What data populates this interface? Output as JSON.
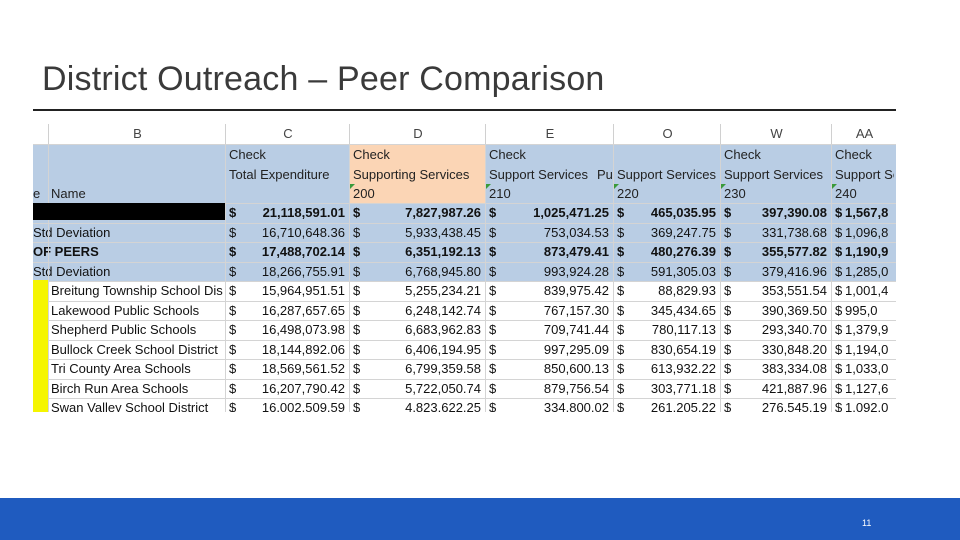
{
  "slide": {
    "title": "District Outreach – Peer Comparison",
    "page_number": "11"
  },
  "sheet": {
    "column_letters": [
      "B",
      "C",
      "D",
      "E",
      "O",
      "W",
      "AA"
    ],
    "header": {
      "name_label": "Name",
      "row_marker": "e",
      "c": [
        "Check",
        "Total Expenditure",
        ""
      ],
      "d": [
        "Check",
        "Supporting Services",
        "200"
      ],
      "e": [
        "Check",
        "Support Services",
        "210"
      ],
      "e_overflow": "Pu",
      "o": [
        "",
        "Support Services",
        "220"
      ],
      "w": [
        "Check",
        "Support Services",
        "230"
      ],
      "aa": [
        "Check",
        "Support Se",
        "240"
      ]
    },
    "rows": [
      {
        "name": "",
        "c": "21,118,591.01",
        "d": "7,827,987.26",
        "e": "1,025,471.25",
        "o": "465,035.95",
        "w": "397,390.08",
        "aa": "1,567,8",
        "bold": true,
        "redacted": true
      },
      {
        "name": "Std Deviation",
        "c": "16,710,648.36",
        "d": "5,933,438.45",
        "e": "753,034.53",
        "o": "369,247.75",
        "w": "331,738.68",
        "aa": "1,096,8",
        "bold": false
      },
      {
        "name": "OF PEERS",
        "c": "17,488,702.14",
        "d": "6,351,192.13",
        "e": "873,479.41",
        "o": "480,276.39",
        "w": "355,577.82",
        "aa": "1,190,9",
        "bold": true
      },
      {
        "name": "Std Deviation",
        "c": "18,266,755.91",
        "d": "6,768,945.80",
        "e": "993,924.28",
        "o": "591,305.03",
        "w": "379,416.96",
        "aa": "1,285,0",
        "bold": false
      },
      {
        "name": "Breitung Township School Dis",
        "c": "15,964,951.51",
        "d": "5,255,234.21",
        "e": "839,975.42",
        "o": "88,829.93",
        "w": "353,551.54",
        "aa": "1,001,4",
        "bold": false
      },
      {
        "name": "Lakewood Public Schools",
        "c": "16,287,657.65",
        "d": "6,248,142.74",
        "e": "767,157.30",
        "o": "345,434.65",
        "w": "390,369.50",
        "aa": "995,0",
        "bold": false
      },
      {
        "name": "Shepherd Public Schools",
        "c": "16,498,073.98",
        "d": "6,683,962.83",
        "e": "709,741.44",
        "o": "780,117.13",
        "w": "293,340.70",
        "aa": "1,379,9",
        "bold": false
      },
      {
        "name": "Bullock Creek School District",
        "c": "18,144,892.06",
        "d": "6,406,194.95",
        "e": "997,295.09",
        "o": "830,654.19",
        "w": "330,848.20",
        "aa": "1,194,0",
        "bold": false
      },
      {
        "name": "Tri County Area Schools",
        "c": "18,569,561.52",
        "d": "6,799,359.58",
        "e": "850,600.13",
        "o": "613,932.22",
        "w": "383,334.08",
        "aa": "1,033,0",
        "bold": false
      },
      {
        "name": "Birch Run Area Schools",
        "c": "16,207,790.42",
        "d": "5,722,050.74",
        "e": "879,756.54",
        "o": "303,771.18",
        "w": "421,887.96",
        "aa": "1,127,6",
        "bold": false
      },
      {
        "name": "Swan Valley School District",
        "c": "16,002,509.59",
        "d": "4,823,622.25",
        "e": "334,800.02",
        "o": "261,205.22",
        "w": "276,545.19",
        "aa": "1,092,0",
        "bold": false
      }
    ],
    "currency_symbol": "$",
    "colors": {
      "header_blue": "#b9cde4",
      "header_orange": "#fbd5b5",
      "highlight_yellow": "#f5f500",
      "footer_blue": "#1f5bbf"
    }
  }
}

------------------------------------------------

EXERCISE PROMPT:
Write out the entries above verbatim; the pictures do not belong in your copy.

ANSWER FOR THIS EXERCISE:
What data populates this interface? Output as JSON.
{
  "slide": {
    "title": "District Outreach – Peer Comparison",
    "page_number": "11"
  },
  "sheet": {
    "column_letters": [
      "B",
      "C",
      "D",
      "E",
      "O",
      "W",
      "AA"
    ],
    "header": {
      "name_label": "Name",
      "row_marker": "e",
      "c": [
        "Check",
        "Total Expenditure",
        ""
      ],
      "d": [
        "Check",
        "Supporting Services",
        "200"
      ],
      "e": [
        "Check",
        "Support Services",
        "210"
      ],
      "e_overflow": "Pu",
      "o": [
        "",
        "Support Services",
        "220"
      ],
      "w": [
        "Check",
        "Support Services",
        "230"
      ],
      "aa": [
        "Check",
        "Support Se",
        "240"
      ]
    },
    "rows": [
      {
        "name": "",
        "c": "21,118,591.01",
        "d": "7,827,987.26",
        "e": "1,025,471.25",
        "o": "465,035.95",
        "w": "397,390.08",
        "aa": "1,567,8",
        "bold": true,
        "redacted": true
      },
      {
        "name": "Std Deviation",
        "c": "16,710,648.36",
        "d": "5,933,438.45",
        "e": "753,034.53",
        "o": "369,247.75",
        "w": "331,738.68",
        "aa": "1,096,8",
        "bold": false
      },
      {
        "name": "OF PEERS",
        "c": "17,488,702.14",
        "d": "6,351,192.13",
        "e": "873,479.41",
        "o": "480,276.39",
        "w": "355,577.82",
        "aa": "1,190,9",
        "bold": true
      },
      {
        "name": "Std Deviation",
        "c": "18,266,755.91",
        "d": "6,768,945.80",
        "e": "993,924.28",
        "o": "591,305.03",
        "w": "379,416.96",
        "aa": "1,285,0",
        "bold": false
      },
      {
        "name": "Breitung Township School Dis",
        "c": "15,964,951.51",
        "d": "5,255,234.21",
        "e": "839,975.42",
        "o": "88,829.93",
        "w": "353,551.54",
        "aa": "1,001,4",
        "bold": false
      },
      {
        "name": "Lakewood Public Schools",
        "c": "16,287,657.65",
        "d": "6,248,142.74",
        "e": "767,157.30",
        "o": "345,434.65",
        "w": "390,369.50",
        "aa": "995,0",
        "bold": false
      },
      {
        "name": "Shepherd Public Schools",
        "c": "16,498,073.98",
        "d": "6,683,962.83",
        "e": "709,741.44",
        "o": "780,117.13",
        "w": "293,340.70",
        "aa": "1,379,9",
        "bold": false
      },
      {
        "name": "Bullock Creek School District",
        "c": "18,144,892.06",
        "d": "6,406,194.95",
        "e": "997,295.09",
        "o": "830,654.19",
        "w": "330,848.20",
        "aa": "1,194,0",
        "bold": false
      },
      {
        "name": "Tri County Area Schools",
        "c": "18,569,561.52",
        "d": "6,799,359.58",
        "e": "850,600.13",
        "o": "613,932.22",
        "w": "383,334.08",
        "aa": "1,033,0",
        "bold": false
      },
      {
        "name": "Birch Run Area Schools",
        "c": "16,207,790.42",
        "d": "5,722,050.74",
        "e": "879,756.54",
        "o": "303,771.18",
        "w": "421,887.96",
        "aa": "1,127,6",
        "bold": false
      },
      {
        "name": "Swan Valley School District",
        "c": "16,002,509.59",
        "d": "4,823,622.25",
        "e": "334,800.02",
        "o": "261,205.22",
        "w": "276,545.19",
        "aa": "1,092,0",
        "bold": false
      }
    ],
    "currency_symbol": "$",
    "colors": {
      "header_blue": "#b9cde4",
      "header_orange": "#fbd5b5",
      "highlight_yellow": "#f5f500",
      "footer_blue": "#1f5bbf"
    }
  }
}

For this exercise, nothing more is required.